— start of Quoted passage —

Excuse my direct approach, but I am somebody who is interested in developing software with teensy 3.6
The reason why I would like to use teensy 3.6 is because of the very high speed and capabilities of this board + quite some ram available.
This is NOT for making the next generation of "blink the led". :)


My name is Bart Libert and I want to write my own gcode interpreter for laser cutter. This is high speed stepper signal generation (preferably upto 100kHz steprates) with 10x interpolation, so with a virtual 1Mhz steprate.
I already wrote a fully functioning prototype for arduino due (SAM3XAE Arm Cortex-M3) which does use a few important features, but Arduino DUE is EOL and I prefer to use a more supported product.


The things I would have to be able to do are:


1) I need to be able to direcly set a pin HIGH or LOW without using the library (for pure speed purposes, because digitalWrite eats too many cycles)


2) 1 hardware pwm signal with preferably a +-20kHz frequency. I know this can be setup using library code but it would be very nice to be able to
directly set this using registers (for best possible speed)


3) I need 3 (and if possible 4) IO pins which can be set high and low by a timer. On arduino due there are multiple channels to a timer and there I managed to do this. The fact is that I want 3 (or 4) independent counters which are by default stopped. Then when I start the counter, it must SET a pin (whichever pin it is on the teensy, I'll adapt the connection wires) and then when it reaches a certain counter value, the timer should lower the pin signal, set the counter back to 0 and stop the counter. So it should
- On initialisation the timer (connected to a hardware pin) should be set at a counter value of 0 and the corresponding hardware pin should be LOW + the counter must NOT start running.
- At a certain point in my program I want to give the counter the command to start and when it starts, it should SET its corresponding hardware pin high, start counting and when the counter reaches a certain compare value, it should set the hardware pin LOW again, zero the counter value and stop the timer counter.

— end of Quoted passage —
— start of Supplied material —

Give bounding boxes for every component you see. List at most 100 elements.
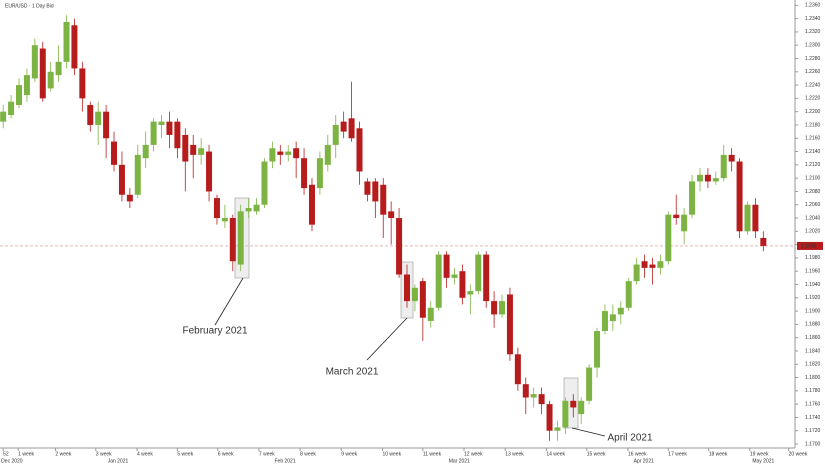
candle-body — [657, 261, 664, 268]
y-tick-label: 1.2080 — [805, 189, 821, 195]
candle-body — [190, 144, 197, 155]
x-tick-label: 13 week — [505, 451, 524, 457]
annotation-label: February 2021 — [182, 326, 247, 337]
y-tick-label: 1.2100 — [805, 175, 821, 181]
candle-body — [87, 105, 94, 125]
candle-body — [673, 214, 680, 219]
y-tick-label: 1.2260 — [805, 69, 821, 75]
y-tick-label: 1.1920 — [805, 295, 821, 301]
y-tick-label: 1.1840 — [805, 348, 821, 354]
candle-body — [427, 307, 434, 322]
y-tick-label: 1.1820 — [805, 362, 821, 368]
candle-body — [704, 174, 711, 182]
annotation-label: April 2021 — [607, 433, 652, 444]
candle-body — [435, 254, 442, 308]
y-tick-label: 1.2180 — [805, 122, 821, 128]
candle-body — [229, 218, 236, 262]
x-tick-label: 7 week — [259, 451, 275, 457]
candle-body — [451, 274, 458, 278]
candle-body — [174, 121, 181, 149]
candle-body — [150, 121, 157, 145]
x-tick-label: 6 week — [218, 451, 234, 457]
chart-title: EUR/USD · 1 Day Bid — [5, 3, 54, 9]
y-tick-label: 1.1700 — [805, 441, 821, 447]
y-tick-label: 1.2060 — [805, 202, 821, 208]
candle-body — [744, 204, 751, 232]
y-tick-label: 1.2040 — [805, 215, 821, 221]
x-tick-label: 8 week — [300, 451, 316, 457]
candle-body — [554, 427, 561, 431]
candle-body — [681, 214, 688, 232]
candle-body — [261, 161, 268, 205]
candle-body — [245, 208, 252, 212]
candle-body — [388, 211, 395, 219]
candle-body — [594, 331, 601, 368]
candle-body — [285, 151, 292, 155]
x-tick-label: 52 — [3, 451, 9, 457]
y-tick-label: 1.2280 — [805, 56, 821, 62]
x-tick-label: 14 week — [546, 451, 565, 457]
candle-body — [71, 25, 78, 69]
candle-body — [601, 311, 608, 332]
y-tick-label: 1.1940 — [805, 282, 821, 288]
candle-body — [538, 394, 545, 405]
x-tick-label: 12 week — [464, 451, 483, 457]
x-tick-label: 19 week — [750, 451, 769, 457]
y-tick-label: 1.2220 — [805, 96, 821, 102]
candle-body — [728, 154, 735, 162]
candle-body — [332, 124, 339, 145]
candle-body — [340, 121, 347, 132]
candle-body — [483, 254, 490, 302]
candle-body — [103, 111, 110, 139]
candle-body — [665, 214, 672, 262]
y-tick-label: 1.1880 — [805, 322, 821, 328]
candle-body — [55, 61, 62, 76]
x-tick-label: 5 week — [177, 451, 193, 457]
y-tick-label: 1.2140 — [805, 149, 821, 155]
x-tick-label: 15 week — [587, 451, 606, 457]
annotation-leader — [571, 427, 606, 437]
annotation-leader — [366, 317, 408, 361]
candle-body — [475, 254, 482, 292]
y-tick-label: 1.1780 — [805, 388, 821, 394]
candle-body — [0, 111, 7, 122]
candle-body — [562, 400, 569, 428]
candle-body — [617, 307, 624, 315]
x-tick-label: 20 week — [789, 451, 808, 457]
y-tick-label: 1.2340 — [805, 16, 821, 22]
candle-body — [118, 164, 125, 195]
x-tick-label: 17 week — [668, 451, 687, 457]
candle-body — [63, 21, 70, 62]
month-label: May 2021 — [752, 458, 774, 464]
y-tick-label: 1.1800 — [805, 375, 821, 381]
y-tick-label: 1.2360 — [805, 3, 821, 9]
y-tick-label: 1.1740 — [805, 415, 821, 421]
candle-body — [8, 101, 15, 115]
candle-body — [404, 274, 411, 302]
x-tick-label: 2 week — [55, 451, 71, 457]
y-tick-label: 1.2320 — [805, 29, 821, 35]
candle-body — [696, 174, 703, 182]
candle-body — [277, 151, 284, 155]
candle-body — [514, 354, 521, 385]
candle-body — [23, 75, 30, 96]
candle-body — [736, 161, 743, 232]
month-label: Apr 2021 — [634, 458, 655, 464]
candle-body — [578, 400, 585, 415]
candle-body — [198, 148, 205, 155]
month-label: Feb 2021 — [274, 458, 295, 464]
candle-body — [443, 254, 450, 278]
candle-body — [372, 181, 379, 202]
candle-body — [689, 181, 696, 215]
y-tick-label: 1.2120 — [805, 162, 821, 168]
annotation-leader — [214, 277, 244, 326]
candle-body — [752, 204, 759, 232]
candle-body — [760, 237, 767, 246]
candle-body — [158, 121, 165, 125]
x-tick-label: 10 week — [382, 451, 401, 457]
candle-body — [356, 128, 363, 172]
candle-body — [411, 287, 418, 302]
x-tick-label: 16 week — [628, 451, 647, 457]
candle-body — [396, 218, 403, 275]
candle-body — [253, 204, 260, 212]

— end of Supplied material —
— start of Supplied material —

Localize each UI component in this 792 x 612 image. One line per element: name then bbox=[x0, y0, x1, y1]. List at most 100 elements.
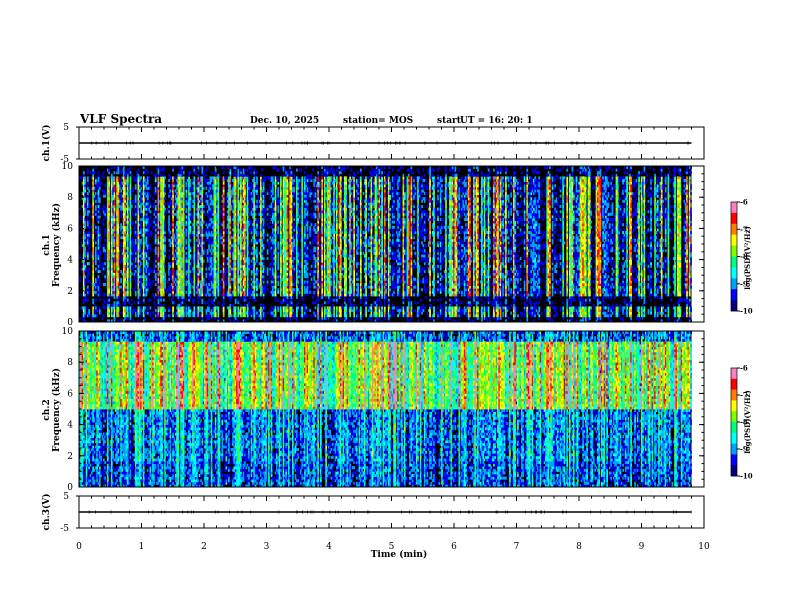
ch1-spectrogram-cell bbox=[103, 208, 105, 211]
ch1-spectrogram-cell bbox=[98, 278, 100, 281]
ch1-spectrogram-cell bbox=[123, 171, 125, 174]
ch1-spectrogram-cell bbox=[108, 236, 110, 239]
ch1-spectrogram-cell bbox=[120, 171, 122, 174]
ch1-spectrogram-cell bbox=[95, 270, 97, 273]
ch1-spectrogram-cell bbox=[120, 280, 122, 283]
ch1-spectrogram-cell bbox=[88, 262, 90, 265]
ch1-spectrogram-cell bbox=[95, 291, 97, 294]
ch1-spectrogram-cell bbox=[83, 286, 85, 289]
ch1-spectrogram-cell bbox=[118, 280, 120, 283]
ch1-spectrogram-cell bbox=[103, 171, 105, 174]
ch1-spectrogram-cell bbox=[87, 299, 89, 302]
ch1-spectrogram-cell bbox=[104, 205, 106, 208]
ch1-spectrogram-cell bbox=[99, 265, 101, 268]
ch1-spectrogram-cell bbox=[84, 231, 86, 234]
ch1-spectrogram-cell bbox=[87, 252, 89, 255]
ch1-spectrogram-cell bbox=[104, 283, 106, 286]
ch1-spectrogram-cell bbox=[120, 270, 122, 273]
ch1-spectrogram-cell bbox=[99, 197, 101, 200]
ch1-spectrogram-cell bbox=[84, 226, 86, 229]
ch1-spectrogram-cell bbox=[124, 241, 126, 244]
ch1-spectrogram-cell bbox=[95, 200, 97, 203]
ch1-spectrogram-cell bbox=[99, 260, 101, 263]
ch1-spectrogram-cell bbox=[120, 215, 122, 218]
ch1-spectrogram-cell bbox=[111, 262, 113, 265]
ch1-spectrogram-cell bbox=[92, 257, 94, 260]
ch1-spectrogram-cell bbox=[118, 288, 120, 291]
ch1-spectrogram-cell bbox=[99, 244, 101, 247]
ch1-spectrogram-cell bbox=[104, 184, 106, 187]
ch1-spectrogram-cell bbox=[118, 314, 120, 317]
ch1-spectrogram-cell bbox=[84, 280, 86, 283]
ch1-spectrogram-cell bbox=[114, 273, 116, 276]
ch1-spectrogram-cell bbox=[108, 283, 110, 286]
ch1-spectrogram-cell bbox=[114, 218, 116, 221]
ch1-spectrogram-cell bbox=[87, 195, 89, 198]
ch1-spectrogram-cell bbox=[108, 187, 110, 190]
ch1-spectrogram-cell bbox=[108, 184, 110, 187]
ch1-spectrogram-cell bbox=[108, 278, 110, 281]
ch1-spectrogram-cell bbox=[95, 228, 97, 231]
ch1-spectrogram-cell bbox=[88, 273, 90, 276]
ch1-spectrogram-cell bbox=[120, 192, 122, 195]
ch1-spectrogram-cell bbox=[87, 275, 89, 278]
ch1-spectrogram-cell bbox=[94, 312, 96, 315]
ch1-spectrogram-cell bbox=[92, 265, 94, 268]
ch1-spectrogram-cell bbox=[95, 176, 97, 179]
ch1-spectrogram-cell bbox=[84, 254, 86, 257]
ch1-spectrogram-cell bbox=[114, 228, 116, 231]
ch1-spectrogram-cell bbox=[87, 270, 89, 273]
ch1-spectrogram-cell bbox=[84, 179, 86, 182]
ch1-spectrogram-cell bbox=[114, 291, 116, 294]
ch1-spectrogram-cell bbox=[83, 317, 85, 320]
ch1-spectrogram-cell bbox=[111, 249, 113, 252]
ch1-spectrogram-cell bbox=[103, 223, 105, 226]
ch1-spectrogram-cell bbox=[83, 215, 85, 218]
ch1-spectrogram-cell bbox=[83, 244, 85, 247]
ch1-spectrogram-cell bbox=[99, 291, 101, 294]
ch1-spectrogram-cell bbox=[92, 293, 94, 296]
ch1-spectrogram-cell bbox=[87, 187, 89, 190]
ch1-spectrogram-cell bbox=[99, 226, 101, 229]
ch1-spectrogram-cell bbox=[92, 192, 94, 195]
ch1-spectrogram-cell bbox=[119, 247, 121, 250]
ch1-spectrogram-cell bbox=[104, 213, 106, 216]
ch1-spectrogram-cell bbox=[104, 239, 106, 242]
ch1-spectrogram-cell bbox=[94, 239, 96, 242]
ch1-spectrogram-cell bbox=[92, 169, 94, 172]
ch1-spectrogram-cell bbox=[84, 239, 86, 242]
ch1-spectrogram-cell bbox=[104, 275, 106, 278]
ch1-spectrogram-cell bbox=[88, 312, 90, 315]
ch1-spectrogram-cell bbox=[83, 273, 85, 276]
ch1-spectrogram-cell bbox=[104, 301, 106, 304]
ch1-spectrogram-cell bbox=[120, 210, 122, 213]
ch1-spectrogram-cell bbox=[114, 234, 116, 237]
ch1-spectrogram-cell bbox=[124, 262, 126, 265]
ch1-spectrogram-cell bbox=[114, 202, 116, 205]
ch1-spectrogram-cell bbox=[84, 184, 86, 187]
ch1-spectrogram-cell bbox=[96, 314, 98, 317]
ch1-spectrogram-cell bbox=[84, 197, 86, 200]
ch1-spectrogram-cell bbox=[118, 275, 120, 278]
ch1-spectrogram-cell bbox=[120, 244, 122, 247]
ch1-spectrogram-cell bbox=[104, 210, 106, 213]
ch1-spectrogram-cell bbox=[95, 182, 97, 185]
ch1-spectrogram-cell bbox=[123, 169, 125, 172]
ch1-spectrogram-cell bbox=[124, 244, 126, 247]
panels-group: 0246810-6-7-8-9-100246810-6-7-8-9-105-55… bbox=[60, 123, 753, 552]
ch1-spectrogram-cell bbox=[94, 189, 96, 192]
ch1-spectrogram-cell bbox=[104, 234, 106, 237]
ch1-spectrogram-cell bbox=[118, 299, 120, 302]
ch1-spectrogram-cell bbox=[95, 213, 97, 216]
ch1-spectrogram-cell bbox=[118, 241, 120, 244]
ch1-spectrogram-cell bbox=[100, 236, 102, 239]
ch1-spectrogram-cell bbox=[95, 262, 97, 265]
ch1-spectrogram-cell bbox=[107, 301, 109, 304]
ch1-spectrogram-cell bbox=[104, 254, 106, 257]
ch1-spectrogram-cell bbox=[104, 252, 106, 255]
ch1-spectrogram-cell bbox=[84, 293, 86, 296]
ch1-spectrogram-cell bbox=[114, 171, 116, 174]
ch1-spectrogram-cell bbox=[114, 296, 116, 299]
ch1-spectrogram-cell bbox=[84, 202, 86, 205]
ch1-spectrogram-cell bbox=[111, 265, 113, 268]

— end of Supplied material —

Task 1:
Answer these questions about the Teensy 3.6 post:
(a) What step rate does the post prefer to reach for the stepper signals?
(b) On which board was the earlier working prototype built?
(c) What frequency is preferred for the hardware PWM signal?
Task 2: Return every line of the rows that contains the string "leader".

Exercise answer 1:
(a) Up to 100kHz.
(b) Arduino Due (SAM3XAE Arm Cortex-M3).
(c) About 20kHz.

Exercise answer 2:
annotation-leader — [571, 427, 606, 437]
annotation-leader — [366, 317, 408, 361]
annotation-leader — [214, 277, 244, 326]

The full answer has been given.